(Recorded data)
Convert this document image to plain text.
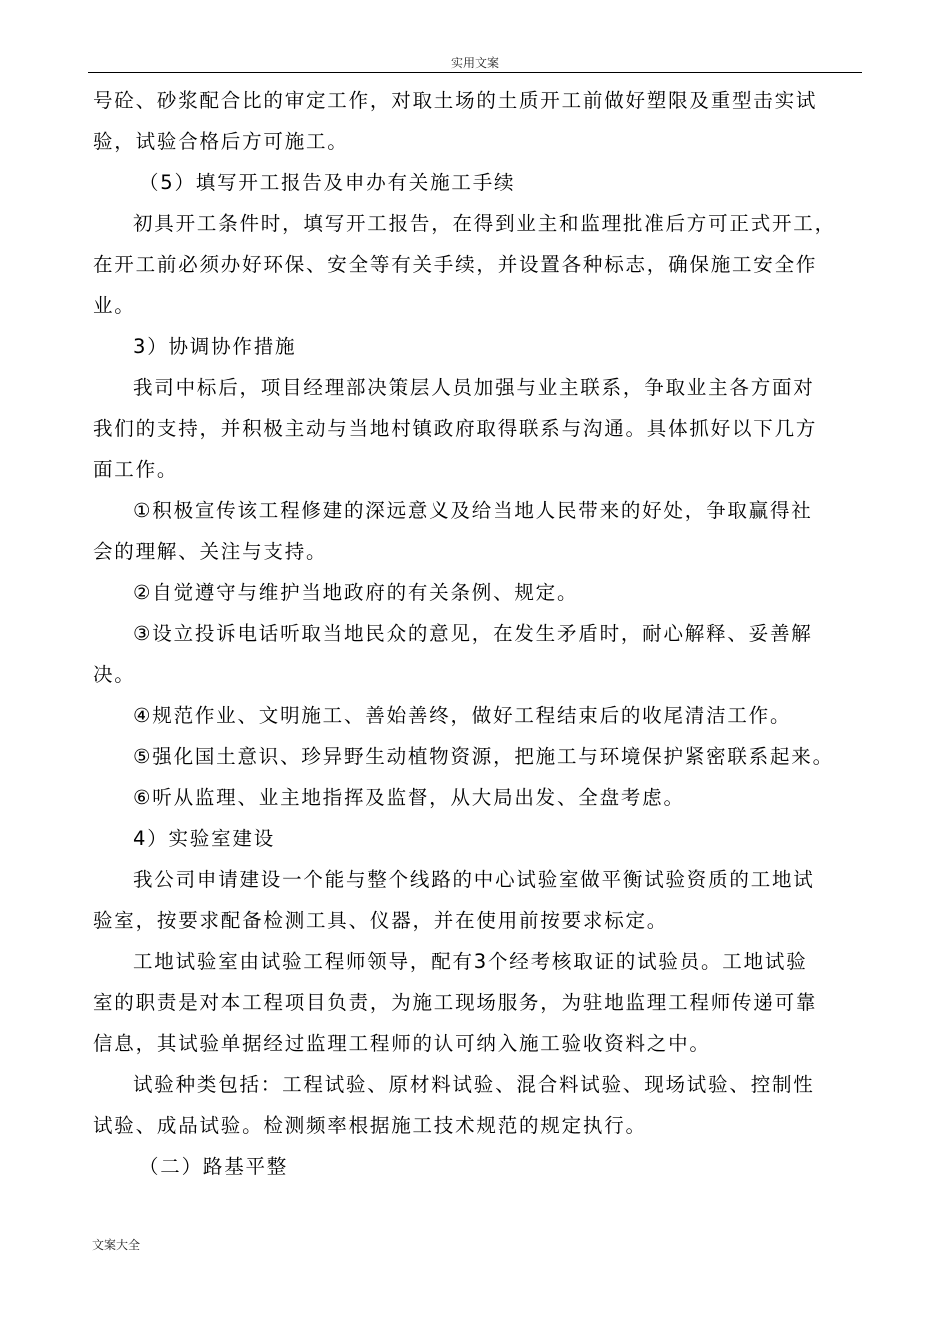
实用文案
号砼、砂浆配合比的审定工作，对取土场的土质开工前做好塑限及重型击实试
验，试验合格后方可施工。
（5）填写开工报告及申办有关施工手续
初具开工条件时，填写开工报告，在得到业主和监理批准后方可正式开工，
在开工前必须办好环保、安全等有关手续，并设置各种标志，确保施工安全作
业。
3）协调协作措施
我司中标后，项目经理部决策层人员加强与业主联系，争取业主各方面对
我们的支持，并积极主动与当地村镇政府取得联系与沟通。具体抓好以下几方
面工作。
①积极宣传该工程修建的深远意义及给当地人民带来的好处，争取赢得社
会的理解、关注与支持。
②自觉遵守与维护当地政府的有关条例、规定。
③设立投诉电话听取当地民众的意见，在发生矛盾时，耐心解释、妥善解
决。
④规范作业、文明施工、善始善终，做好工程结束后的收尾清洁工作。
⑤强化国土意识、珍异野生动植物资源，把施工与环境保护紧密联系起来。
⑥听从监理、业主地指挥及监督，从大局出发、全盘考虑。
4）实验室建设
我公司申请建设一个能与整个线路的中心试验室做平衡试验资质的工地试
验室，按要求配备检测工具、仪器，并在使用前按要求标定。
工地试验室由试验工程师领导，配有3个经考核取证的试验员。工地试验
室的职责是对本工程项目负责，为施工现场服务，为驻地监理工程师传递可靠
信息，其试验单据经过监理工程师的认可纳入施工验收资料之中。
试验种类包括：工程试验、原材料试验、混合料试验、现场试验、控制性
试验、成品试验。检测频率根据施工技术规范的规定执行。
（二）路基平整
文案大全
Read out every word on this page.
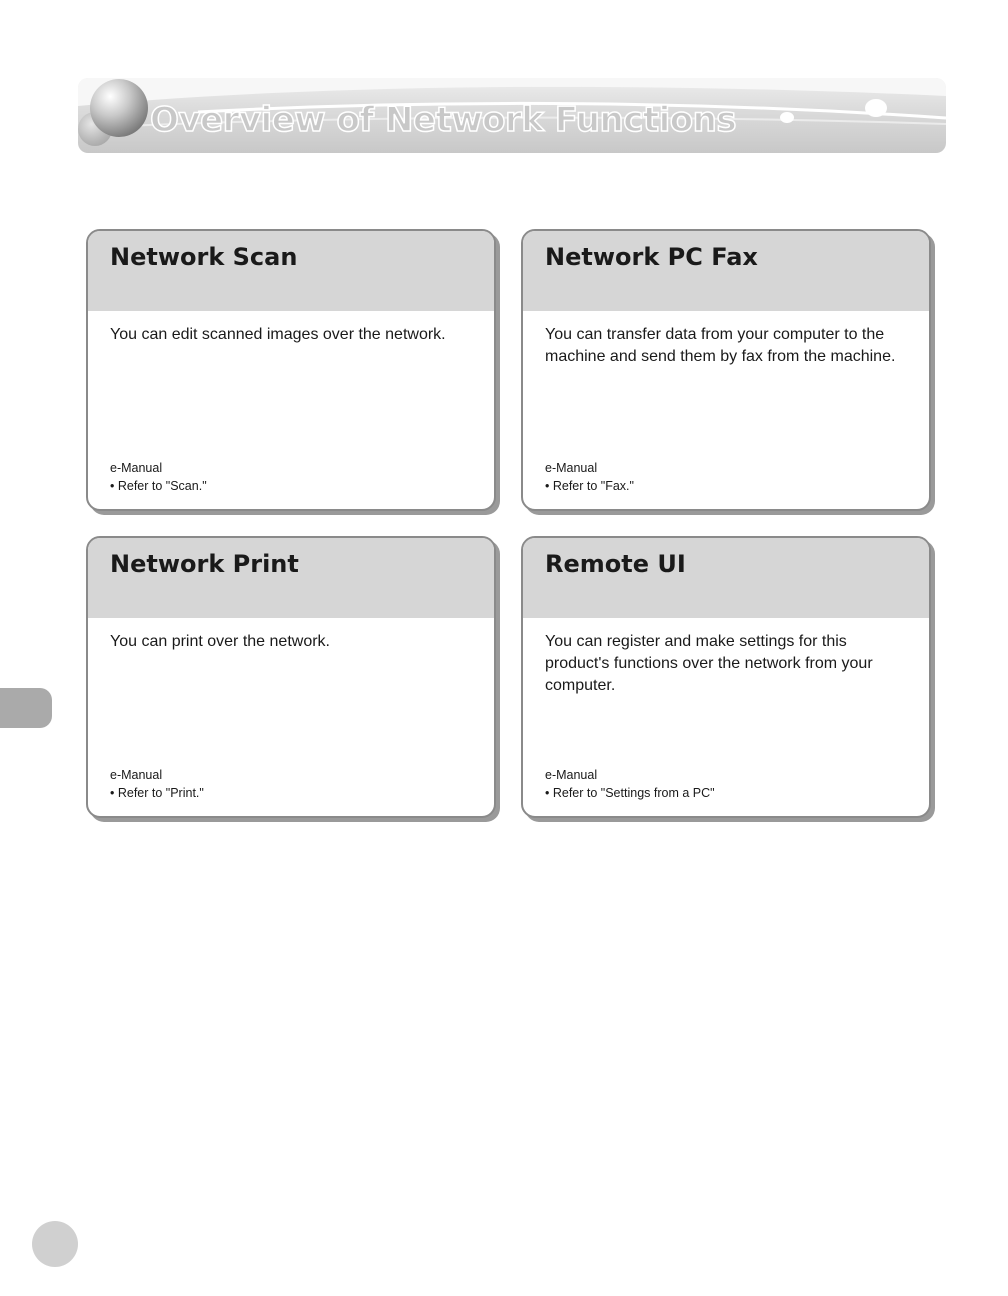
Overview of Network Functions
Network Scan
You can edit scanned images over the network.
e-Manual
• Refer to "Scan."
Network PC Fax
You can transfer data from your computer to the machine and send them by fax from the machine.
e-Manual
• Refer to "Fax."
Network Print
You can print over the network.
e-Manual
• Refer to "Print."
Remote UI
You can register and make settings for this product's functions over the network from your computer.
e-Manual
• Refer to "Settings from a PC"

Requirements:
Write out the full listing verbatim, excluding its pictures.

Response:
Convert this document image to plain text.
实用文案
号砼、砂浆配合比的审定工作，对取土场的土质开工前做好塑限及重型击实试
验，试验合格后方可施工。
（5）填写开工报告及申办有关施工手续
初具开工条件时，填写开工报告，在得到业主和监理批准后方可正式开工，
在开工前必须办好环保、安全等有关手续，并设置各种标志，确保施工安全作
业。
3）协调协作措施
我司中标后，项目经理部决策层人员加强与业主联系，争取业主各方面对
我们的支持，并积极主动与当地村镇政府取得联系与沟通。具体抓好以下几方
面工作。
①积极宣传该工程修建的深远意义及给当地人民带来的好处，争取赢得社
会的理解、关注与支持。
②自觉遵守与维护当地政府的有关条例、规定。
③设立投诉电话听取当地民众的意见，在发生矛盾时，耐心解释、妥善解
决。
④规范作业、文明施工、善始善终，做好工程结束后的收尾清洁工作。
⑤强化国土意识、珍异野生动植物资源，把施工与环境保护紧密联系起来。
⑥听从监理、业主地指挥及监督，从大局出发、全盘考虑。
4）实验室建设
我公司申请建设一个能与整个线路的中心试验室做平衡试验资质的工地试
验室，按要求配备检测工具、仪器，并在使用前按要求标定。
工地试验室由试验工程师领导，配有3个经考核取证的试验员。工地试验
室的职责是对本工程项目负责，为施工现场服务，为驻地监理工程师传递可靠
信息，其试验单据经过监理工程师的认可纳入施工验收资料之中。
试验种类包括：工程试验、原材料试验、混合料试验、现场试验、控制性
试验、成品试验。检测频率根据施工技术规范的规定执行。
（二）路基平整
文案大全
Read out every word on this page.
Overview of Network Functions
Network Scan
You can edit scanned images over the network.
e-Manual
• Refer to "Scan."
Network PC Fax
You can transfer data from your computer to the machine and send them by fax from the machine.
e-Manual
• Refer to "Fax."
Network Print
You can print over the network.
e-Manual
• Refer to "Print."
Remote UI
You can register and make settings for this product's functions over the network from your computer.
e-Manual
• Refer to "Settings from a PC"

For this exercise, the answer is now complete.